_What you should do_
Answer with one number: the count of lines in the listing below that hold the word "panel".

_Extracted material_
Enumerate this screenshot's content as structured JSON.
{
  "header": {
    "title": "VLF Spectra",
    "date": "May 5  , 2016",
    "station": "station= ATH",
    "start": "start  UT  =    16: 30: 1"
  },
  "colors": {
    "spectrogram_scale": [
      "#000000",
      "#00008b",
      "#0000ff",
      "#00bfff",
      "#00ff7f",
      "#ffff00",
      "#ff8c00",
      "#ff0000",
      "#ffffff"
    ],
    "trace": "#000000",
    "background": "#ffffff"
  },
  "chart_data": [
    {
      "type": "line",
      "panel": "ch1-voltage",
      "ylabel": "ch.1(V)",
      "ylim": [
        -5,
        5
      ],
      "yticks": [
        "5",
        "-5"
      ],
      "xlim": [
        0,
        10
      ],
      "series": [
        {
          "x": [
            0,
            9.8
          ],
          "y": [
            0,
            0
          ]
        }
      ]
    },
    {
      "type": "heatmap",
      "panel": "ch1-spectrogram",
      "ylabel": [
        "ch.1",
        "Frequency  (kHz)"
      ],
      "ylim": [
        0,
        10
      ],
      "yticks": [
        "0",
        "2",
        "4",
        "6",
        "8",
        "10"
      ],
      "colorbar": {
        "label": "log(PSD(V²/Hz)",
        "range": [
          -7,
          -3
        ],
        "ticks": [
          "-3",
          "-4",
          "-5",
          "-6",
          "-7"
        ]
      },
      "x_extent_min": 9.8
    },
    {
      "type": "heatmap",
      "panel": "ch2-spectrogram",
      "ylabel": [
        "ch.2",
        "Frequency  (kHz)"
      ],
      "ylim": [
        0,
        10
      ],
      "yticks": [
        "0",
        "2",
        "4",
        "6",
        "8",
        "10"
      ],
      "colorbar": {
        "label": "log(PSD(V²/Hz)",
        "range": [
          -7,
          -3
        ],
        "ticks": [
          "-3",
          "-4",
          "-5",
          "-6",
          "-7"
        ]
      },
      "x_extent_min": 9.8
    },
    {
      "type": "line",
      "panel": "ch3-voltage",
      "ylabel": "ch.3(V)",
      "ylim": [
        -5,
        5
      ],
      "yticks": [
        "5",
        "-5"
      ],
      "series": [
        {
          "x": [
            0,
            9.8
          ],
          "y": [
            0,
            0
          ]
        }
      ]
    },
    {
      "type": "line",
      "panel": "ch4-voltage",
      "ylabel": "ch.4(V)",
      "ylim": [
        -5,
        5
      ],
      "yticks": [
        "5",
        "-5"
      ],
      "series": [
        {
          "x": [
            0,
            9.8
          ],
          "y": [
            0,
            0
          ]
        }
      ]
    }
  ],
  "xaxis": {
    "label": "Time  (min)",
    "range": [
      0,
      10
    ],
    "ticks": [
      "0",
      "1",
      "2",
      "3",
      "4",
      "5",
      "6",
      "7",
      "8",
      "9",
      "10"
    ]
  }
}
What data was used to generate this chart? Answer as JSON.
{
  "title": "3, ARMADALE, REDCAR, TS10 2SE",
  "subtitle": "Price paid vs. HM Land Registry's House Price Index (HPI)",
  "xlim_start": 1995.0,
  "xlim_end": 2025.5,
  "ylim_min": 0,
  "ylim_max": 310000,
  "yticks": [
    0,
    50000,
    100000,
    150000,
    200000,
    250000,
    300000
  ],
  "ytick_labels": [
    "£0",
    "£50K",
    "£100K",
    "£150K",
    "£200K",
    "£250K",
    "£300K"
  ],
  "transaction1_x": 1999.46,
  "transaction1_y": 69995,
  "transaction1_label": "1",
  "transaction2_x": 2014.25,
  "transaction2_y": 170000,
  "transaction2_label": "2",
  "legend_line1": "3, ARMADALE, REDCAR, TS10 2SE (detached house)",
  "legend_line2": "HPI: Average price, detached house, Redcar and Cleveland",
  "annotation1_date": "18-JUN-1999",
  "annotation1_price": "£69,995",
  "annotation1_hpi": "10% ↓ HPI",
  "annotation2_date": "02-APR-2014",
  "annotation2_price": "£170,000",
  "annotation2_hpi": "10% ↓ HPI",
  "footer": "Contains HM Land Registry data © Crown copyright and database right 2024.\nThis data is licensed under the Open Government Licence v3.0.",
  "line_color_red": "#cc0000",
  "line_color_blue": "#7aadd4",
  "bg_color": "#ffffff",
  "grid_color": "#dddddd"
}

_Exercise result_
5